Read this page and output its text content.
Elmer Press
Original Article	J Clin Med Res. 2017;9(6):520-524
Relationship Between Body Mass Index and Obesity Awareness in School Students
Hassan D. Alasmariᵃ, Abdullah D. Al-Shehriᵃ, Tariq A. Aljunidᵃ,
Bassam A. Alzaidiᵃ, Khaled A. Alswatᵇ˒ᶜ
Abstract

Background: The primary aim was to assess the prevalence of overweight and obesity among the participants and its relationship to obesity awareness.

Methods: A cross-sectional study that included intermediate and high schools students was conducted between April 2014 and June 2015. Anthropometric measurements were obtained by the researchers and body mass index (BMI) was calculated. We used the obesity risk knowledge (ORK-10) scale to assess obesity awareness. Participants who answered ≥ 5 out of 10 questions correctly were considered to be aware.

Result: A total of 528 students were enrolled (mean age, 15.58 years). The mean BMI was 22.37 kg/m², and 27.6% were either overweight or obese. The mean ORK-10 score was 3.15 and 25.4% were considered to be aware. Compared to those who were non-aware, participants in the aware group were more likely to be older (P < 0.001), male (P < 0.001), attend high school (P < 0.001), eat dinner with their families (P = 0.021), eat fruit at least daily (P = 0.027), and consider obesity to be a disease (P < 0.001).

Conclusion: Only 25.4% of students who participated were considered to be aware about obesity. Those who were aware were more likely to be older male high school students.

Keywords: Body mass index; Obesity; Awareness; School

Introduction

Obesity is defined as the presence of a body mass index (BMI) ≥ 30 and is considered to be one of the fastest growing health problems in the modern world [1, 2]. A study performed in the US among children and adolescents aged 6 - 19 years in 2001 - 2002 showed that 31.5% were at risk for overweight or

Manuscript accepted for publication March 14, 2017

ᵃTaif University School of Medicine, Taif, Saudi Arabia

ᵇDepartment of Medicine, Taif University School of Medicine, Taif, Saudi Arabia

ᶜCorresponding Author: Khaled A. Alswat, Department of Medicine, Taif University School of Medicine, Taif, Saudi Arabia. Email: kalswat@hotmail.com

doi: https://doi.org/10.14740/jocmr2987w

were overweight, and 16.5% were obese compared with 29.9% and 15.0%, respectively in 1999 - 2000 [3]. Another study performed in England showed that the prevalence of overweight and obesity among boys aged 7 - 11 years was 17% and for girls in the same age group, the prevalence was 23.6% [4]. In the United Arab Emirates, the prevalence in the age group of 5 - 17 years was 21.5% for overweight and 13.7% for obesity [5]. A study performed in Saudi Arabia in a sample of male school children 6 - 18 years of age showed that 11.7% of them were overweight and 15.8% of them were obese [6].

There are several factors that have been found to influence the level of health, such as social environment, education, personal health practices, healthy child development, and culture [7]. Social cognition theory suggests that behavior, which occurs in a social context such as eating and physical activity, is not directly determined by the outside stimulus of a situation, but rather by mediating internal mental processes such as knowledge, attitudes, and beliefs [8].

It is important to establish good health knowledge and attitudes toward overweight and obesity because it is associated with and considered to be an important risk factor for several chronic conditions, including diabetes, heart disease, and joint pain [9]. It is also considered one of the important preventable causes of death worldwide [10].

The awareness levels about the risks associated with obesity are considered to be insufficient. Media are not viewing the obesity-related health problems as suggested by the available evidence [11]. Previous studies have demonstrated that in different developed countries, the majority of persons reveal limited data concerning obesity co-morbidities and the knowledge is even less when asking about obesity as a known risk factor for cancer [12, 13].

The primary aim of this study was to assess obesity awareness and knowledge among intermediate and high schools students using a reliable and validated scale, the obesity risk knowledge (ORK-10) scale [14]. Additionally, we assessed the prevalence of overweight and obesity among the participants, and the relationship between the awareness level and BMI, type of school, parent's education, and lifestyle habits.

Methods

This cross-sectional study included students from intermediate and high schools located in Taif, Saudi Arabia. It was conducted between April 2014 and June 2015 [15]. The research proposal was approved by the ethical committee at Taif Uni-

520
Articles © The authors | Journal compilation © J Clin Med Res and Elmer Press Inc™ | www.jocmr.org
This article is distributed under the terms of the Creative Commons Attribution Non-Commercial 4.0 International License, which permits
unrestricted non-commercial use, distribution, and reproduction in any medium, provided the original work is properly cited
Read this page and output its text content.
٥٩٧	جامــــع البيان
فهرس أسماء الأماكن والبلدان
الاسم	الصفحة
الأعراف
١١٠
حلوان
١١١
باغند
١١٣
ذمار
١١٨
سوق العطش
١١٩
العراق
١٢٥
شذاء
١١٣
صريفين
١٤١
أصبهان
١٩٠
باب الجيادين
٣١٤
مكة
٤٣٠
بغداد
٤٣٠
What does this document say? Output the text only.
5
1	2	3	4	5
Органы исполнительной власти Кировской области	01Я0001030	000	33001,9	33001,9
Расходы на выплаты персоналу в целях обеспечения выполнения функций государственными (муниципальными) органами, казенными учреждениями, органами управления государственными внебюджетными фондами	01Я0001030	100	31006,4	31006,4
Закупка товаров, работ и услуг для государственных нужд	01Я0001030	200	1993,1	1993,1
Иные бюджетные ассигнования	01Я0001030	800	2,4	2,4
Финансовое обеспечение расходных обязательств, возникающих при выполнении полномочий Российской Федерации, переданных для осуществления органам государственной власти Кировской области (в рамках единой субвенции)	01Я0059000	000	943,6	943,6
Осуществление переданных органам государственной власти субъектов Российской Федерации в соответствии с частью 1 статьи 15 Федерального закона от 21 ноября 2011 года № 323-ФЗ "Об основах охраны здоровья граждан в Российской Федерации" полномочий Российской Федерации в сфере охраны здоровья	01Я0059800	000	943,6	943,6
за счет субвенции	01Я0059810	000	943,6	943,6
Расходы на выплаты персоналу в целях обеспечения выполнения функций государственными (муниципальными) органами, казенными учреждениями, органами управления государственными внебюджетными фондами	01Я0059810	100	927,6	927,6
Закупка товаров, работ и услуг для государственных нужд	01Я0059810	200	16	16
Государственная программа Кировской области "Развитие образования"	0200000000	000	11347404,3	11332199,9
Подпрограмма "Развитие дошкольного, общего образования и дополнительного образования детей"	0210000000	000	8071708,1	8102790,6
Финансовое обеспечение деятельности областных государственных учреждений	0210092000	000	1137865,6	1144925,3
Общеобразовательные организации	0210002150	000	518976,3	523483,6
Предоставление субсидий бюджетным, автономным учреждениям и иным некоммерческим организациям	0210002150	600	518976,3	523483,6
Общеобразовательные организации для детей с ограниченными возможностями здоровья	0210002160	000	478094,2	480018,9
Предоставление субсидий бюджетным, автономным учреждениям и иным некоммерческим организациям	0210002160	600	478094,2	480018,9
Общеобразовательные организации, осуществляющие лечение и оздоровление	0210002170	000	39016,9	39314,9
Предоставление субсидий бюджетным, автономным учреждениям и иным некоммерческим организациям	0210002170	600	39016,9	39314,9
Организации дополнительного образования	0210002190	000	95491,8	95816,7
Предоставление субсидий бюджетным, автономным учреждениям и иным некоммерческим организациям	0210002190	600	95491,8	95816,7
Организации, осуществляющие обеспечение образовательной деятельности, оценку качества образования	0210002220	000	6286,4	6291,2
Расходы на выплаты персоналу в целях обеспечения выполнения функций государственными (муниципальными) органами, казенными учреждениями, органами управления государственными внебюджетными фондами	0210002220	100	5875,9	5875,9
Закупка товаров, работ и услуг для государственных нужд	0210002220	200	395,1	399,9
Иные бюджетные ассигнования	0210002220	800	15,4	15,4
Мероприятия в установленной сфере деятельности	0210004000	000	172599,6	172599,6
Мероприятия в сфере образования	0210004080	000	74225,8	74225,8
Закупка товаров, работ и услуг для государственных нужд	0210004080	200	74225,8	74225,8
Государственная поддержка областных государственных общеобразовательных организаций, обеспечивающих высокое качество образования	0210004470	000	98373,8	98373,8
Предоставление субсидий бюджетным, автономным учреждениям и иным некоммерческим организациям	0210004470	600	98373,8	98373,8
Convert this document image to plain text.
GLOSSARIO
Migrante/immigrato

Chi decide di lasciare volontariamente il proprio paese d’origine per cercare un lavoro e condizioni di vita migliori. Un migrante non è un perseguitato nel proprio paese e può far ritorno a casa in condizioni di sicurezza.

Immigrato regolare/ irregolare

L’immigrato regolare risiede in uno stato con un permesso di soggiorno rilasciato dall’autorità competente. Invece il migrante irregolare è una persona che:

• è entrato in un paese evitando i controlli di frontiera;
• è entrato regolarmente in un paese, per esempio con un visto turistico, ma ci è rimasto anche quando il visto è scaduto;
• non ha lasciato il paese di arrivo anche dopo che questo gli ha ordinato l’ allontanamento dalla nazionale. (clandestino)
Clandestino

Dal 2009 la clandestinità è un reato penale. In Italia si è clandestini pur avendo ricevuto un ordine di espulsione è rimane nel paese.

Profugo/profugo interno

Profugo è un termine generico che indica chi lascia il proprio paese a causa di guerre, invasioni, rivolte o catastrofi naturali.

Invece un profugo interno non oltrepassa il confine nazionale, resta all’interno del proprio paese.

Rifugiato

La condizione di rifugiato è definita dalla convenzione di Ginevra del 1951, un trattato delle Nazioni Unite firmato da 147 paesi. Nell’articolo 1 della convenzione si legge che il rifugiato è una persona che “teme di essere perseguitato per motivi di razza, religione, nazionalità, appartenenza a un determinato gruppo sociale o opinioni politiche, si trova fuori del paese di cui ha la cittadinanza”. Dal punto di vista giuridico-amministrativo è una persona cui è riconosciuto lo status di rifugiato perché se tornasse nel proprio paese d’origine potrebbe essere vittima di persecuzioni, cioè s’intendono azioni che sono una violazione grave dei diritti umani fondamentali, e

★ ★ ★ ★

• Work to do: A line counts if it holds the word "entrato". How many lines of the entries count? Give the number only.

• Task solution: 2